SHORT PROBLEM: Search the listing below for the string "What" and copy every line where it occurs.

GIVEN INFORMATION:
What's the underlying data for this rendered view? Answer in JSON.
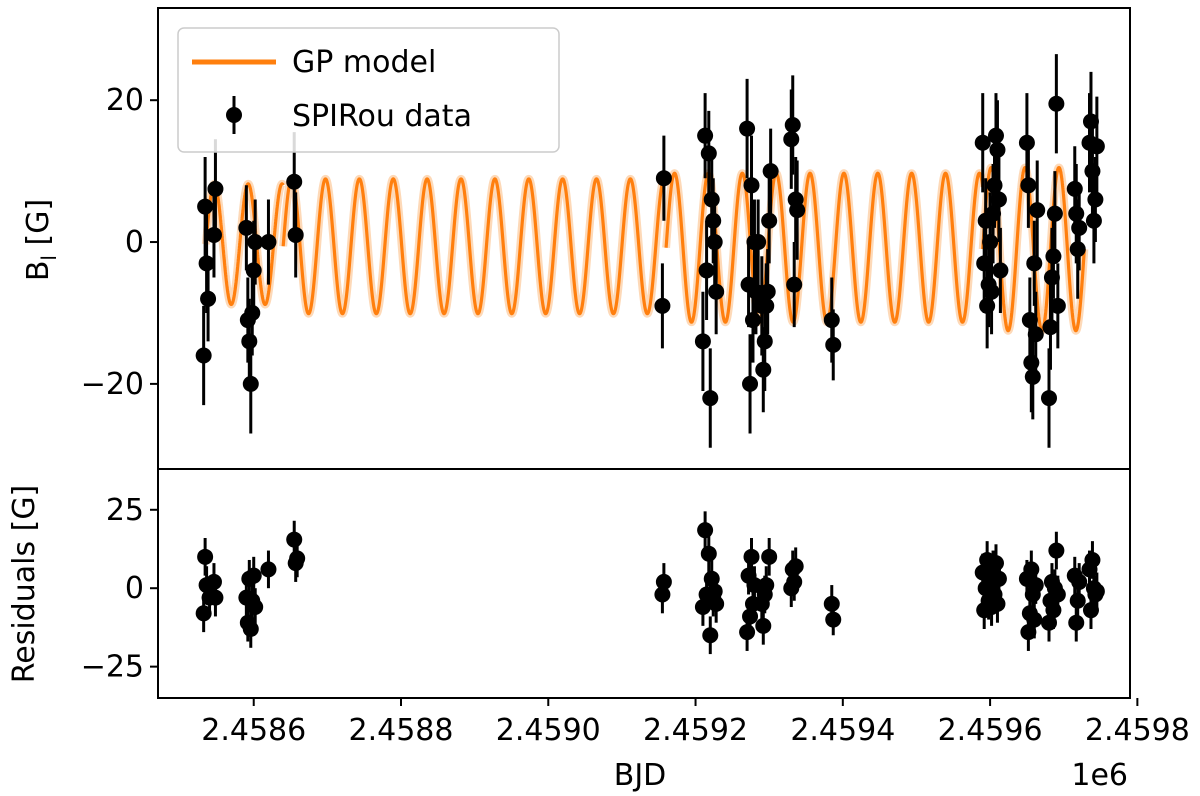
{
  "chart_data": [
    {
      "type": "scatter",
      "panel": "top",
      "ylabel": "B_l [G]",
      "ylabel_main": "B",
      "ylabel_sub": "l",
      "ylabel_unit": " [G]",
      "xlim": [
        2.45847,
        2.45979
      ],
      "ylim": [
        -32,
        33
      ],
      "yticks": [
        20,
        0,
        -20
      ],
      "ytick_labels": [
        "20",
        "0",
        "−20"
      ],
      "legend": {
        "placement": "upper-left",
        "entries": [
          {
            "label": "GP model",
            "style": "line",
            "color": "#ff7f0e"
          },
          {
            "label": "SPIRou data",
            "style": "errorbar-marker",
            "color": "#000000"
          }
        ]
      },
      "series": [
        {
          "name": "GP model",
          "kind": "line",
          "color": "#ff7f0e",
          "period": 4.6e-05,
          "amp_segments": [
            {
              "x_start": 2.458535,
              "x_end": 2.45864,
              "amp": 8.5,
              "offset": -0.3
            },
            {
              "x_start": 2.45864,
              "x_end": 2.45916,
              "amp": 9.5,
              "offset": -0.6
            },
            {
              "x_start": 2.45916,
              "x_end": 2.45959,
              "amp": 10.5,
              "offset": -0.8
            },
            {
              "x_start": 2.45959,
              "x_end": 2.459728,
              "amp": 11.5,
              "offset": -1.0
            }
          ]
        },
        {
          "name": "SPIRou data",
          "kind": "errorbar",
          "color": "#000000",
          "points": [
            {
              "x": 2.458532,
              "y": -16,
              "err": 7
            },
            {
              "x": 2.458534,
              "y": 5,
              "err": 7
            },
            {
              "x": 2.458536,
              "y": -3,
              "err": 7
            },
            {
              "x": 2.458538,
              "y": -8,
              "err": 6
            },
            {
              "x": 2.458546,
              "y": 1,
              "err": 6
            },
            {
              "x": 2.458548,
              "y": 7.5,
              "err": 7
            },
            {
              "x": 2.45859,
              "y": 2,
              "err": 6
            },
            {
              "x": 2.458592,
              "y": -11,
              "err": 6
            },
            {
              "x": 2.458594,
              "y": -14,
              "err": 6
            },
            {
              "x": 2.458596,
              "y": -20,
              "err": 7
            },
            {
              "x": 2.458598,
              "y": -10,
              "err": 6
            },
            {
              "x": 2.4586,
              "y": -4,
              "err": 7
            },
            {
              "x": 2.458602,
              "y": 0,
              "err": 6
            },
            {
              "x": 2.45862,
              "y": 0,
              "err": 6
            },
            {
              "x": 2.458655,
              "y": 8.5,
              "err": 7
            },
            {
              "x": 2.458657,
              "y": 1,
              "err": 6
            },
            {
              "x": 2.459155,
              "y": -9,
              "err": 6
            },
            {
              "x": 2.459157,
              "y": 9,
              "err": 6
            },
            {
              "x": 2.45921,
              "y": -14,
              "err": 7
            },
            {
              "x": 2.459213,
              "y": 15,
              "err": 6
            },
            {
              "x": 2.459215,
              "y": -4,
              "err": 7
            },
            {
              "x": 2.459218,
              "y": 12.5,
              "err": 6
            },
            {
              "x": 2.45922,
              "y": -22,
              "err": 7
            },
            {
              "x": 2.459222,
              "y": 6,
              "err": 7
            },
            {
              "x": 2.459224,
              "y": 3,
              "err": 6
            },
            {
              "x": 2.459226,
              "y": 0,
              "err": 6
            },
            {
              "x": 2.459228,
              "y": -7,
              "err": 6
            },
            {
              "x": 2.45927,
              "y": 16,
              "err": 7
            },
            {
              "x": 2.459272,
              "y": -6,
              "err": 6
            },
            {
              "x": 2.459274,
              "y": -20,
              "err": 7
            },
            {
              "x": 2.459276,
              "y": 8,
              "err": 7
            },
            {
              "x": 2.459278,
              "y": -11,
              "err": 6
            },
            {
              "x": 2.45928,
              "y": 0,
              "err": 6
            },
            {
              "x": 2.459282,
              "y": -7,
              "err": 6
            },
            {
              "x": 2.459285,
              "y": 0,
              "err": 6
            },
            {
              "x": 2.45929,
              "y": -9,
              "err": 7
            },
            {
              "x": 2.459292,
              "y": -18,
              "err": 6
            },
            {
              "x": 2.459294,
              "y": -14,
              "err": 7
            },
            {
              "x": 2.459296,
              "y": -9,
              "err": 6
            },
            {
              "x": 2.459298,
              "y": -7,
              "err": 6
            },
            {
              "x": 2.4593,
              "y": 3,
              "err": 6
            },
            {
              "x": 2.459302,
              "y": 10,
              "err": 6
            },
            {
              "x": 2.45933,
              "y": 14.5,
              "err": 7
            },
            {
              "x": 2.459332,
              "y": 16.5,
              "err": 7
            },
            {
              "x": 2.459334,
              "y": -6,
              "err": 6
            },
            {
              "x": 2.459336,
              "y": 6,
              "err": 6
            },
            {
              "x": 2.459338,
              "y": 4.5,
              "err": 7
            },
            {
              "x": 2.459385,
              "y": -11,
              "err": 6
            },
            {
              "x": 2.459387,
              "y": -14.5,
              "err": 5
            },
            {
              "x": 2.45959,
              "y": 14,
              "err": 7
            },
            {
              "x": 2.459592,
              "y": -3,
              "err": 7
            },
            {
              "x": 2.459594,
              "y": 3,
              "err": 6
            },
            {
              "x": 2.459596,
              "y": -9,
              "err": 6
            },
            {
              "x": 2.459598,
              "y": -6,
              "err": 6
            },
            {
              "x": 2.4596,
              "y": 0,
              "err": 7
            },
            {
              "x": 2.459602,
              "y": -7,
              "err": 6
            },
            {
              "x": 2.459604,
              "y": 4,
              "err": 7
            },
            {
              "x": 2.459606,
              "y": 8,
              "err": 6
            },
            {
              "x": 2.459608,
              "y": 15,
              "err": 6
            },
            {
              "x": 2.45961,
              "y": 13,
              "err": 7
            },
            {
              "x": 2.459612,
              "y": 6,
              "err": 6
            },
            {
              "x": 2.459614,
              "y": -4,
              "err": 6
            },
            {
              "x": 2.45965,
              "y": 14,
              "err": 7
            },
            {
              "x": 2.459652,
              "y": 8,
              "err": 6
            },
            {
              "x": 2.459654,
              "y": -11,
              "err": 6
            },
            {
              "x": 2.459656,
              "y": -17,
              "err": 7
            },
            {
              "x": 2.459658,
              "y": -19,
              "err": 6
            },
            {
              "x": 2.45966,
              "y": -3,
              "err": 6
            },
            {
              "x": 2.459662,
              "y": -13,
              "err": 6
            },
            {
              "x": 2.459664,
              "y": 4.5,
              "err": 7
            },
            {
              "x": 2.45968,
              "y": -22,
              "err": 7
            },
            {
              "x": 2.459682,
              "y": -12,
              "err": 6
            },
            {
              "x": 2.459684,
              "y": -5,
              "err": 7
            },
            {
              "x": 2.459686,
              "y": -2,
              "err": 6
            },
            {
              "x": 2.459688,
              "y": 4,
              "err": 6
            },
            {
              "x": 2.45969,
              "y": 19.5,
              "err": 7
            },
            {
              "x": 2.459692,
              "y": -9,
              "err": 6
            },
            {
              "x": 2.459715,
              "y": 7.5,
              "err": 6
            },
            {
              "x": 2.459717,
              "y": 4,
              "err": 7
            },
            {
              "x": 2.459719,
              "y": -1,
              "err": 7
            },
            {
              "x": 2.459721,
              "y": 2,
              "err": 6
            },
            {
              "x": 2.459735,
              "y": 14,
              "err": 7
            },
            {
              "x": 2.459737,
              "y": 17,
              "err": 7
            },
            {
              "x": 2.459739,
              "y": 10,
              "err": 6
            },
            {
              "x": 2.459741,
              "y": 3,
              "err": 6
            },
            {
              "x": 2.459743,
              "y": 6,
              "err": 6
            },
            {
              "x": 2.459745,
              "y": 13.5,
              "err": 7
            }
          ]
        }
      ]
    },
    {
      "type": "scatter",
      "panel": "bottom",
      "xlabel": "BJD",
      "ylabel": "Residuals [G]",
      "offset_label": "1e6",
      "xlim": [
        2.45847,
        2.45979
      ],
      "ylim": [
        -35,
        38
      ],
      "xticks": [
        2.4586,
        2.4588,
        2.459,
        2.4592,
        2.4594,
        2.4596,
        2.4598
      ],
      "xtick_labels": [
        "2.4586",
        "2.4588",
        "2.4590",
        "2.4592",
        "2.4594",
        "2.4596",
        "2.4598"
      ],
      "yticks": [
        25,
        0,
        -25
      ],
      "ytick_labels": [
        "25",
        "0",
        "−25"
      ],
      "series": [
        {
          "name": "",
          "kind": "errorbar",
          "color": "#000000",
          "points": [
            {
              "x": 2.458532,
              "y": -8,
              "err": 6
            },
            {
              "x": 2.458534,
              "y": 10,
              "err": 6
            },
            {
              "x": 2.458536,
              "y": 1,
              "err": 6
            },
            {
              "x": 2.45854,
              "y": -3,
              "err": 6
            },
            {
              "x": 2.458546,
              "y": 2,
              "err": 6
            },
            {
              "x": 2.458548,
              "y": -3,
              "err": 6
            },
            {
              "x": 2.45859,
              "y": -3,
              "err": 6
            },
            {
              "x": 2.458592,
              "y": -11,
              "err": 6
            },
            {
              "x": 2.458594,
              "y": 3,
              "err": 6
            },
            {
              "x": 2.458596,
              "y": -13,
              "err": 6
            },
            {
              "x": 2.458598,
              "y": -4,
              "err": 6
            },
            {
              "x": 2.4586,
              "y": 4,
              "err": 6
            },
            {
              "x": 2.458602,
              "y": -6,
              "err": 6
            },
            {
              "x": 2.45862,
              "y": 6,
              "err": 6
            },
            {
              "x": 2.458655,
              "y": 15.5,
              "err": 6
            },
            {
              "x": 2.458657,
              "y": 8,
              "err": 6
            },
            {
              "x": 2.458659,
              "y": 9.5,
              "err": 6
            },
            {
              "x": 2.459155,
              "y": -2,
              "err": 6
            },
            {
              "x": 2.459157,
              "y": 2,
              "err": 6
            },
            {
              "x": 2.45921,
              "y": -6,
              "err": 6
            },
            {
              "x": 2.459213,
              "y": 18.5,
              "err": 6
            },
            {
              "x": 2.459215,
              "y": -2,
              "err": 6
            },
            {
              "x": 2.459218,
              "y": 11,
              "err": 6
            },
            {
              "x": 2.45922,
              "y": -15,
              "err": 6
            },
            {
              "x": 2.459222,
              "y": 3,
              "err": 6
            },
            {
              "x": 2.459224,
              "y": -3,
              "err": 6
            },
            {
              "x": 2.459226,
              "y": -1,
              "err": 6
            },
            {
              "x": 2.459228,
              "y": -5,
              "err": 6
            },
            {
              "x": 2.45927,
              "y": -14,
              "err": 6
            },
            {
              "x": 2.459272,
              "y": 4,
              "err": 6
            },
            {
              "x": 2.459274,
              "y": -9,
              "err": 6
            },
            {
              "x": 2.459276,
              "y": 10,
              "err": 6
            },
            {
              "x": 2.459278,
              "y": -5,
              "err": 6
            },
            {
              "x": 2.45928,
              "y": 1,
              "err": 6
            },
            {
              "x": 2.45929,
              "y": -5,
              "err": 6
            },
            {
              "x": 2.459292,
              "y": -12,
              "err": 6
            },
            {
              "x": 2.459294,
              "y": -2,
              "err": 6
            },
            {
              "x": 2.459296,
              "y": 1,
              "err": 6
            },
            {
              "x": 2.4593,
              "y": 10,
              "err": 6
            },
            {
              "x": 2.45933,
              "y": 0,
              "err": 6
            },
            {
              "x": 2.459332,
              "y": 6,
              "err": 6
            },
            {
              "x": 2.459334,
              "y": 2,
              "err": 6
            },
            {
              "x": 2.459336,
              "y": 7,
              "err": 6
            },
            {
              "x": 2.459385,
              "y": -5,
              "err": 6
            },
            {
              "x": 2.459387,
              "y": -10,
              "err": 5
            },
            {
              "x": 2.45959,
              "y": 5,
              "err": 6
            },
            {
              "x": 2.459592,
              "y": -7,
              "err": 6
            },
            {
              "x": 2.459594,
              "y": 0,
              "err": 6
            },
            {
              "x": 2.459596,
              "y": 9,
              "err": 6
            },
            {
              "x": 2.459598,
              "y": -4,
              "err": 6
            },
            {
              "x": 2.4596,
              "y": 2,
              "err": 6
            },
            {
              "x": 2.459602,
              "y": -6,
              "err": 6
            },
            {
              "x": 2.459604,
              "y": 6,
              "err": 6
            },
            {
              "x": 2.459606,
              "y": -2,
              "err": 6
            },
            {
              "x": 2.459608,
              "y": 8,
              "err": 6
            },
            {
              "x": 2.45961,
              "y": -5,
              "err": 6
            },
            {
              "x": 2.459612,
              "y": 3,
              "err": 6
            },
            {
              "x": 2.45965,
              "y": 3,
              "err": 6
            },
            {
              "x": 2.459652,
              "y": -14,
              "err": 6
            },
            {
              "x": 2.459654,
              "y": -8,
              "err": 6
            },
            {
              "x": 2.459656,
              "y": 6,
              "err": 6
            },
            {
              "x": 2.459658,
              "y": -2,
              "err": 6
            },
            {
              "x": 2.45966,
              "y": -10,
              "err": 6
            },
            {
              "x": 2.459662,
              "y": 1,
              "err": 6
            },
            {
              "x": 2.45968,
              "y": -11,
              "err": 6
            },
            {
              "x": 2.459682,
              "y": -4,
              "err": 6
            },
            {
              "x": 2.459684,
              "y": 2,
              "err": 6
            },
            {
              "x": 2.459686,
              "y": -7,
              "err": 6
            },
            {
              "x": 2.459688,
              "y": 0,
              "err": 6
            },
            {
              "x": 2.45969,
              "y": 12,
              "err": 6
            },
            {
              "x": 2.459692,
              "y": -2,
              "err": 6
            },
            {
              "x": 2.459715,
              "y": 4,
              "err": 6
            },
            {
              "x": 2.459717,
              "y": -11,
              "err": 6
            },
            {
              "x": 2.459719,
              "y": -4,
              "err": 6
            },
            {
              "x": 2.459721,
              "y": 2,
              "err": 6
            },
            {
              "x": 2.459735,
              "y": 6,
              "err": 6
            },
            {
              "x": 2.459737,
              "y": -7,
              "err": 6
            },
            {
              "x": 2.459739,
              "y": 9,
              "err": 6
            },
            {
              "x": 2.459741,
              "y": 0,
              "err": 6
            },
            {
              "x": 2.459743,
              "y": -2,
              "err": 6
            },
            {
              "x": 2.459745,
              "y": -1,
              "err": 6
            }
          ]
        }
      ]
    }
  ]
}
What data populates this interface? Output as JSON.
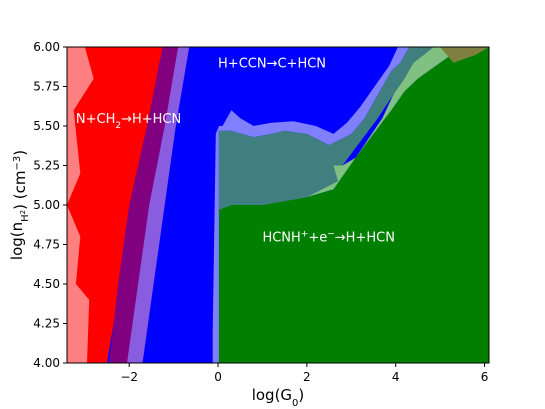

TASK ANSWER:
What's the underlying data for this rendered view? Answer in JSON.
What data populates this interface? Output as JSON.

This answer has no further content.